* Begin Given records *

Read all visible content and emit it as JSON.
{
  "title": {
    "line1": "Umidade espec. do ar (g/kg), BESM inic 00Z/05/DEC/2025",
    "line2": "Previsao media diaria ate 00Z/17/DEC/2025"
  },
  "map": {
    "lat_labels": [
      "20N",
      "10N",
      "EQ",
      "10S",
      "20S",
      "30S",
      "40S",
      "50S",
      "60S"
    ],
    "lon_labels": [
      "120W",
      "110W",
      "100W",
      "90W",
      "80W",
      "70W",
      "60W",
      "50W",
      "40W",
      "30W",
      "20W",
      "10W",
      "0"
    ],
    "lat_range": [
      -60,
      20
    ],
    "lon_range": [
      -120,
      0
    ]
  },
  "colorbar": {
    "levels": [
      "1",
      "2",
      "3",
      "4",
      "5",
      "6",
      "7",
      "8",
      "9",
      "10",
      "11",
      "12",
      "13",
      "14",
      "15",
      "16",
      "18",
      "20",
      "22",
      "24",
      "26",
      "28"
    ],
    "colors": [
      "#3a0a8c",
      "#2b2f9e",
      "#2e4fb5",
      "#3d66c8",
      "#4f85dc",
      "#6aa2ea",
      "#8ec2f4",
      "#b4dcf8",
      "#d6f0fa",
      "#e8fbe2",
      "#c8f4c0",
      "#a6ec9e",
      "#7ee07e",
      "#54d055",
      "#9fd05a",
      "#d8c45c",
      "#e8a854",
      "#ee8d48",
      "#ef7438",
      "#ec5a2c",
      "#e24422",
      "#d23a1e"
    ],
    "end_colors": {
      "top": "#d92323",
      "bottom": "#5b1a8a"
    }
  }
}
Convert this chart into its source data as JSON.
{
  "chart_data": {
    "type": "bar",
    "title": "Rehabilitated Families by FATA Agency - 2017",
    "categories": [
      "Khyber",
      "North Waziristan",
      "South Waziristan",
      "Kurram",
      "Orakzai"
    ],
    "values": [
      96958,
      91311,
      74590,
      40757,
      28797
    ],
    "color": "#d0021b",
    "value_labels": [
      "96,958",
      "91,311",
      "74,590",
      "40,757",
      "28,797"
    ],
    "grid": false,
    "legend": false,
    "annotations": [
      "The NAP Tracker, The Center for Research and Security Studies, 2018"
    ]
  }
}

* End Given records *

> **Directions for this task**
All of the entries should be written out again exactly.

> **Written reply**
Read all visible content and emit it as JSON.
{
  "title": {
    "line1": "Umidade espec. do ar (g/kg), BESM inic 00Z/05/DEC/2025",
    "line2": "Previsao media diaria ate 00Z/17/DEC/2025"
  },
  "map": {
    "lat_labels": [
      "20N",
      "10N",
      "EQ",
      "10S",
      "20S",
      "30S",
      "40S",
      "50S",
      "60S"
    ],
    "lon_labels": [
      "120W",
      "110W",
      "100W",
      "90W",
      "80W",
      "70W",
      "60W",
      "50W",
      "40W",
      "30W",
      "20W",
      "10W",
      "0"
    ],
    "lat_range": [
      -60,
      20
    ],
    "lon_range": [
      -120,
      0
    ]
  },
  "colorbar": {
    "levels": [
      "1",
      "2",
      "3",
      "4",
      "5",
      "6",
      "7",
      "8",
      "9",
      "10",
      "11",
      "12",
      "13",
      "14",
      "15",
      "16",
      "18",
      "20",
      "22",
      "24",
      "26",
      "28"
    ],
    "colors": [
      "#3a0a8c",
      "#2b2f9e",
      "#2e4fb5",
      "#3d66c8",
      "#4f85dc",
      "#6aa2ea",
      "#8ec2f4",
      "#b4dcf8",
      "#d6f0fa",
      "#e8fbe2",
      "#c8f4c0",
      "#a6ec9e",
      "#7ee07e",
      "#54d055",
      "#9fd05a",
      "#d8c45c",
      "#e8a854",
      "#ee8d48",
      "#ef7438",
      "#ec5a2c",
      "#e24422",
      "#d23a1e"
    ],
    "end_colors": {
      "top": "#d92323",
      "bottom": "#5b1a8a"
    }
  }
}
Convert this chart into its source data as JSON.
{
  "chart_data": {
    "type": "bar",
    "title": "Rehabilitated Families by FATA Agency - 2017",
    "categories": [
      "Khyber",
      "North Waziristan",
      "South Waziristan",
      "Kurram",
      "Orakzai"
    ],
    "values": [
      96958,
      91311,
      74590,
      40757,
      28797
    ],
    "color": "#d0021b",
    "value_labels": [
      "96,958",
      "91,311",
      "74,590",
      "40,757",
      "28,797"
    ],
    "grid": false,
    "legend": false,
    "annotations": [
      "The NAP Tracker, The Center for Research and Security Studies, 2018"
    ]
  }
}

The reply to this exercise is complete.